■ Goal ■
Pull out each line of the data that includes the word "dependent".

Source data

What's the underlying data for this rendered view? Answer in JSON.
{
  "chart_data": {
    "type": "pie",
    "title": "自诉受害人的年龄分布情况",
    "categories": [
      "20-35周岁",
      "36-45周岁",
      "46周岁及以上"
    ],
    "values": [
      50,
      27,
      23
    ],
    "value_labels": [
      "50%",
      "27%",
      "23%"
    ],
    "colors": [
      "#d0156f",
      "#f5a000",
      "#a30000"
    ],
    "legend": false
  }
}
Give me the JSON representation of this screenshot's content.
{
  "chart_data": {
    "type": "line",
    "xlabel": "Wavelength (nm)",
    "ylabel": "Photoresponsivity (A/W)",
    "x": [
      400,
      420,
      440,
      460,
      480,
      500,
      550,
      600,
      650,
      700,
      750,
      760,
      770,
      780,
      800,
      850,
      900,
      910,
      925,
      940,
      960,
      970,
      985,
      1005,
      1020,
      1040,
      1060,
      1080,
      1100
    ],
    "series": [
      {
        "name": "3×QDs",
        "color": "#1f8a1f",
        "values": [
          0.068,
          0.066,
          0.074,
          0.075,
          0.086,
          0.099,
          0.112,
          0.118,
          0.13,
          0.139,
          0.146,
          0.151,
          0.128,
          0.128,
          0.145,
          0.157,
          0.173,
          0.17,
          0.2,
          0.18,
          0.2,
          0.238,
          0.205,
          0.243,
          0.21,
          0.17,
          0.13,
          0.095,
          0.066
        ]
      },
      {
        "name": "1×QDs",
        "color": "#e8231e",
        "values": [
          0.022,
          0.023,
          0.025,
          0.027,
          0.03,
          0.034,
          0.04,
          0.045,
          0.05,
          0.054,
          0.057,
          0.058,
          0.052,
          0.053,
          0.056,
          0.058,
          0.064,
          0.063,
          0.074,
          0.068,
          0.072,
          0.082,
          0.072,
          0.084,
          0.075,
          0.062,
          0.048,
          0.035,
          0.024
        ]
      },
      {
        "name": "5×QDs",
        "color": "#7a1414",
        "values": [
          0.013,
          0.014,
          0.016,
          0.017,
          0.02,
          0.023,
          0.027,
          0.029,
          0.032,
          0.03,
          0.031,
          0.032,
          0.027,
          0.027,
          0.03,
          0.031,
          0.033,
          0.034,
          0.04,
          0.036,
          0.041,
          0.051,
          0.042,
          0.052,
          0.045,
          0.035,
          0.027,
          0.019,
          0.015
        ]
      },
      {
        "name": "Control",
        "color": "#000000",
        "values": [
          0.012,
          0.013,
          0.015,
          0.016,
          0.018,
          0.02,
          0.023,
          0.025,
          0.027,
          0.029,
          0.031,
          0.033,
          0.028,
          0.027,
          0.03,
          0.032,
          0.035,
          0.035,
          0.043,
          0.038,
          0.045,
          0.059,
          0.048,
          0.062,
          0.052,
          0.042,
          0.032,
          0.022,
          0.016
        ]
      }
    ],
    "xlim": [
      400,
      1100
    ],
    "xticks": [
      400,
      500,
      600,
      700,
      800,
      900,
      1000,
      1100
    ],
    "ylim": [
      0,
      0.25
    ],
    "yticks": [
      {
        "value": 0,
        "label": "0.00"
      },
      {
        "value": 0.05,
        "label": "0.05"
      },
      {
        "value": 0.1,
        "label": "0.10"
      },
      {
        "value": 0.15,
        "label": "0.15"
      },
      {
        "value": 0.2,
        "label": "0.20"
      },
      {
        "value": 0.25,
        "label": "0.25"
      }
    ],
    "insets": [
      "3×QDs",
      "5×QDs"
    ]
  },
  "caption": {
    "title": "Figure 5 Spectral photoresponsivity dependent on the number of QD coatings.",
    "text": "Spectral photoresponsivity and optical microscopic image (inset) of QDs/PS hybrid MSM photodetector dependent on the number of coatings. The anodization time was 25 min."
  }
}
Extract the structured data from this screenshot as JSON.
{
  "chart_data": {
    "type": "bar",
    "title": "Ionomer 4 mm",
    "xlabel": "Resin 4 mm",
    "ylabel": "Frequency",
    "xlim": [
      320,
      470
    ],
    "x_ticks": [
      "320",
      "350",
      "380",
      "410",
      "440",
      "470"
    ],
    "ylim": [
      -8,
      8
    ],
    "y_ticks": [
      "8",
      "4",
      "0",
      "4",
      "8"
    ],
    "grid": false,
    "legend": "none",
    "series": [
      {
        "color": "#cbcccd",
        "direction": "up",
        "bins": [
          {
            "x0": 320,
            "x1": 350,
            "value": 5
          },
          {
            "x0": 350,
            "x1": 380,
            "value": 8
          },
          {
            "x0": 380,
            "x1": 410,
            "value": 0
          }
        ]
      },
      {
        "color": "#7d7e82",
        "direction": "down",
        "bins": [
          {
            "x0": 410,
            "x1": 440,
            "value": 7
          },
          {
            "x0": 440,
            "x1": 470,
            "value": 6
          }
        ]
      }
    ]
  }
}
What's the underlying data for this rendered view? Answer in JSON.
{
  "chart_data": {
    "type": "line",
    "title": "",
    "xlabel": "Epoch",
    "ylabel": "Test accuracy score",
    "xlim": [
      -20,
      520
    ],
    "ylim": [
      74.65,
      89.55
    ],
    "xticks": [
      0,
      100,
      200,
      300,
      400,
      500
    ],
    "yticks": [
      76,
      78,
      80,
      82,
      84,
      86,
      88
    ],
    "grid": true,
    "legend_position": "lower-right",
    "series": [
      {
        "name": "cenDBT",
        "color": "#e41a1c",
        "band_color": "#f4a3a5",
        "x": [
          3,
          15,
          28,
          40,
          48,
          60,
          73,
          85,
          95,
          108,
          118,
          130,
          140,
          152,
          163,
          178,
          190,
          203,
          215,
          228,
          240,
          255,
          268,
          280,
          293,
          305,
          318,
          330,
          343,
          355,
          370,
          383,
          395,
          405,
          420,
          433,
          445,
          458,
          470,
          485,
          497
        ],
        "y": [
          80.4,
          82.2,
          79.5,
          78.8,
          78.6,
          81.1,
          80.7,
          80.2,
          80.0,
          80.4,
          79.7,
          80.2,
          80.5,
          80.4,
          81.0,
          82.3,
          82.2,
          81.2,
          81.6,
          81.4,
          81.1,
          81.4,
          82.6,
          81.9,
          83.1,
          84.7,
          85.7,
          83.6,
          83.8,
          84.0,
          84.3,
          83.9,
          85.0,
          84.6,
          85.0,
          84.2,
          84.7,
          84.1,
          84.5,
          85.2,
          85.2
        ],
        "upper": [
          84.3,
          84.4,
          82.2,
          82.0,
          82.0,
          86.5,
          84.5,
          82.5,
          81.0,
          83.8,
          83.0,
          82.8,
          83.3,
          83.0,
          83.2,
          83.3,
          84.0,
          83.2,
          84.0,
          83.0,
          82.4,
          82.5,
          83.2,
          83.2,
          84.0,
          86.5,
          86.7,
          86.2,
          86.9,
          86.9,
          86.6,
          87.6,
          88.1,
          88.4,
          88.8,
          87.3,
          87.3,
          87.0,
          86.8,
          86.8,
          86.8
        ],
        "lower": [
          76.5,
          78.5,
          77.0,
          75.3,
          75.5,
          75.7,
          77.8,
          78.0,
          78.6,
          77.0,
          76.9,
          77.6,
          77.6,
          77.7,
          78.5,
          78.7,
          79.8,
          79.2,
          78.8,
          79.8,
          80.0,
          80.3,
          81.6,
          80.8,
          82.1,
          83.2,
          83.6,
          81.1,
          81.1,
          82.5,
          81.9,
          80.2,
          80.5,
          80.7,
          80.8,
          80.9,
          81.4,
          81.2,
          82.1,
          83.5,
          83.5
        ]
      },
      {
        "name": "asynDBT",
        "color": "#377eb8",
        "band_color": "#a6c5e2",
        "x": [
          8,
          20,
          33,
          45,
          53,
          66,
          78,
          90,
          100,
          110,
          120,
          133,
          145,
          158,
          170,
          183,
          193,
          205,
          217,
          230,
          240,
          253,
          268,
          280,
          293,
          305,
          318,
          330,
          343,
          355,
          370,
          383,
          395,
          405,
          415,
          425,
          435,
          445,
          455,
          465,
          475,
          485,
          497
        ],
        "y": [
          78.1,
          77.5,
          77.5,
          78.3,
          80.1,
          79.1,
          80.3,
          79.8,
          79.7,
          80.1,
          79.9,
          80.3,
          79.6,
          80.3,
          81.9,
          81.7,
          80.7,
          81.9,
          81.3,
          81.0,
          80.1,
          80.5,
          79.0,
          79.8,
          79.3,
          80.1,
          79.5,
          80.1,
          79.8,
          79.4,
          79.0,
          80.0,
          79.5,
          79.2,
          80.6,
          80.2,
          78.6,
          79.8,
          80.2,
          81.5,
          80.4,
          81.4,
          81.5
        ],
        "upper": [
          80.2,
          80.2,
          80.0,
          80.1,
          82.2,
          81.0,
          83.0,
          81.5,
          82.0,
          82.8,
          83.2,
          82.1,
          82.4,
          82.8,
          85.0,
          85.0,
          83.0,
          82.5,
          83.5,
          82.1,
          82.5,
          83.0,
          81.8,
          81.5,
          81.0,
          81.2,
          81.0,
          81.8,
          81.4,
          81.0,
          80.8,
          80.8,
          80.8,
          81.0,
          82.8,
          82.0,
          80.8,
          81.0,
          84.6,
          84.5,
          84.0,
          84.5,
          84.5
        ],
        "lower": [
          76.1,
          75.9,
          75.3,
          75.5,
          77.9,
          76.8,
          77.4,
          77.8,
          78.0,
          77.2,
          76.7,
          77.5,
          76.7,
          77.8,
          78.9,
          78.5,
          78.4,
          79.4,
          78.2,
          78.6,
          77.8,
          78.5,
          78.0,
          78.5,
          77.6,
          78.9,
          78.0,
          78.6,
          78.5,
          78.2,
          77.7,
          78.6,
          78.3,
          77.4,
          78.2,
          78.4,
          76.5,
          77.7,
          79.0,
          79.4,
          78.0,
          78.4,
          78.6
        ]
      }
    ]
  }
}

■ Response to the exercise ■
    "title": "Figure 5 Spectral photoresponsivity dependent on the number of QD coatings.",
    "text": "Spectral photoresponsivity and optical microscopic image (inset) of QDs/PS hybrid MSM photodetector dependent on the number of coatings. The anodization time was 25 min."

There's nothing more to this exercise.